▶ **Problem statement**
Repeat each entry word for word. Leave any images out of the copy.

───── Records for this task ─────

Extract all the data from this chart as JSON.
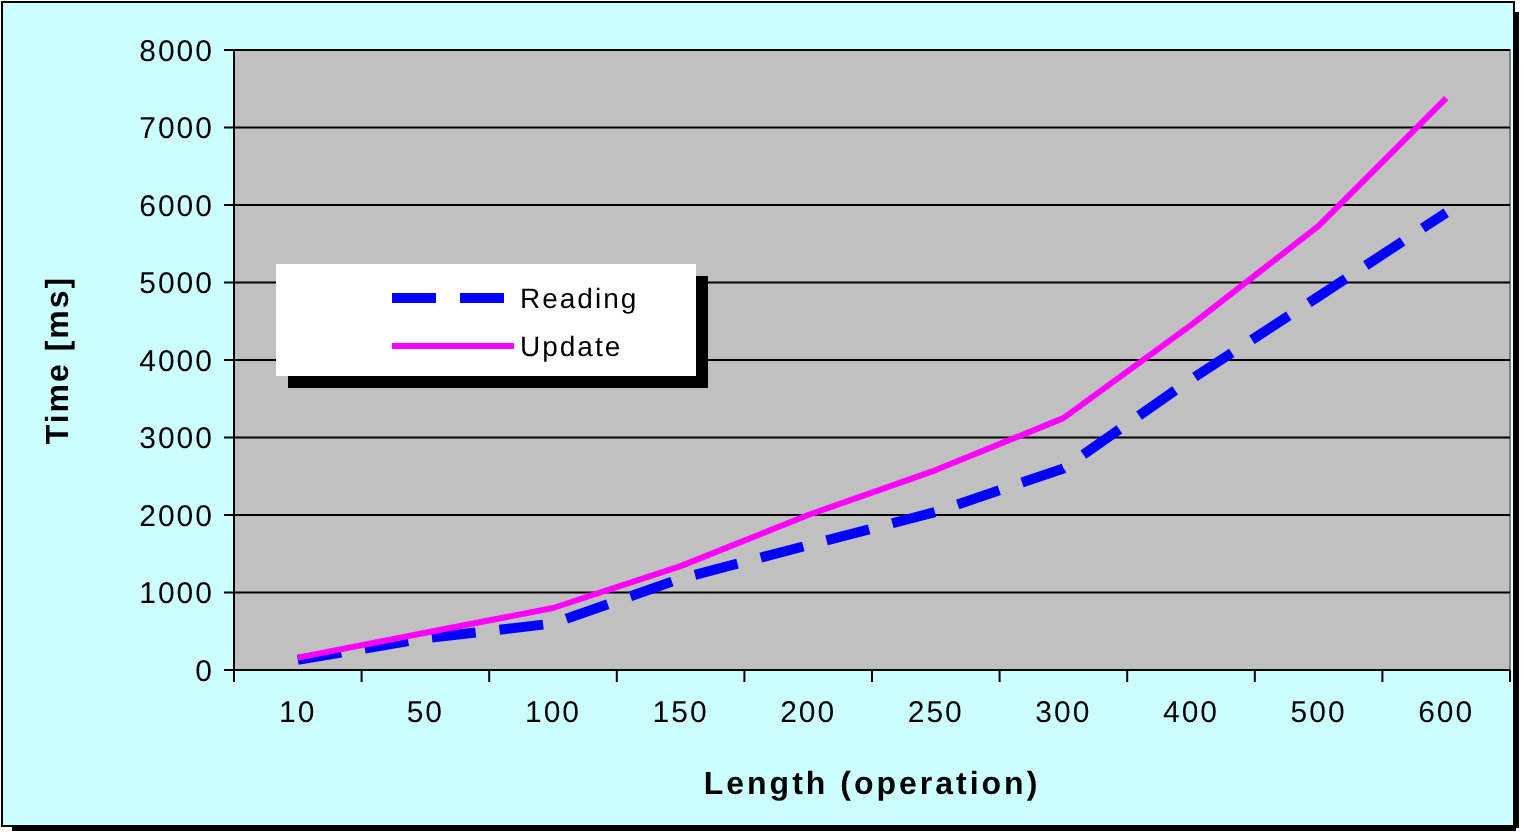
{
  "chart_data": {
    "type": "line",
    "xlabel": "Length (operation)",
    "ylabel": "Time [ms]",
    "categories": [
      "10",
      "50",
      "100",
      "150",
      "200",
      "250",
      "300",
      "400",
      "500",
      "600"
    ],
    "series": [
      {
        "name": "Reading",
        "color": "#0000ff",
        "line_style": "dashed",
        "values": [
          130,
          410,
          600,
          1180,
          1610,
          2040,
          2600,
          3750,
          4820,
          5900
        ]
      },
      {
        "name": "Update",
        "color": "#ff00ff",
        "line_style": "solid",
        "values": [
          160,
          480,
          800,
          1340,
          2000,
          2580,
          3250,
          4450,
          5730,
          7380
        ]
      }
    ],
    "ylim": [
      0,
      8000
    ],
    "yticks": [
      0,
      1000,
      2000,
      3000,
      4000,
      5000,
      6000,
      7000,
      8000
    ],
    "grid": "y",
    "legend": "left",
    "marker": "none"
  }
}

─────

▶ **Exercise answer**
Extract all the data from this chart as JSON.
{
  "chart_data": {
    "type": "line",
    "xlabel": "Length (operation)",
    "ylabel": "Time [ms]",
    "categories": [
      "10",
      "50",
      "100",
      "150",
      "200",
      "250",
      "300",
      "400",
      "500",
      "600"
    ],
    "series": [
      {
        "name": "Reading",
        "color": "#0000ff",
        "line_style": "dashed",
        "values": [
          130,
          410,
          600,
          1180,
          1610,
          2040,
          2600,
          3750,
          4820,
          5900
        ]
      },
      {
        "name": "Update",
        "color": "#ff00ff",
        "line_style": "solid",
        "values": [
          160,
          480,
          800,
          1340,
          2000,
          2580,
          3250,
          4450,
          5730,
          7380
        ]
      }
    ],
    "ylim": [
      0,
      8000
    ],
    "yticks": [
      0,
      1000,
      2000,
      3000,
      4000,
      5000,
      6000,
      7000,
      8000
    ],
    "grid": "y",
    "legend": "left",
    "marker": "none"
  }
}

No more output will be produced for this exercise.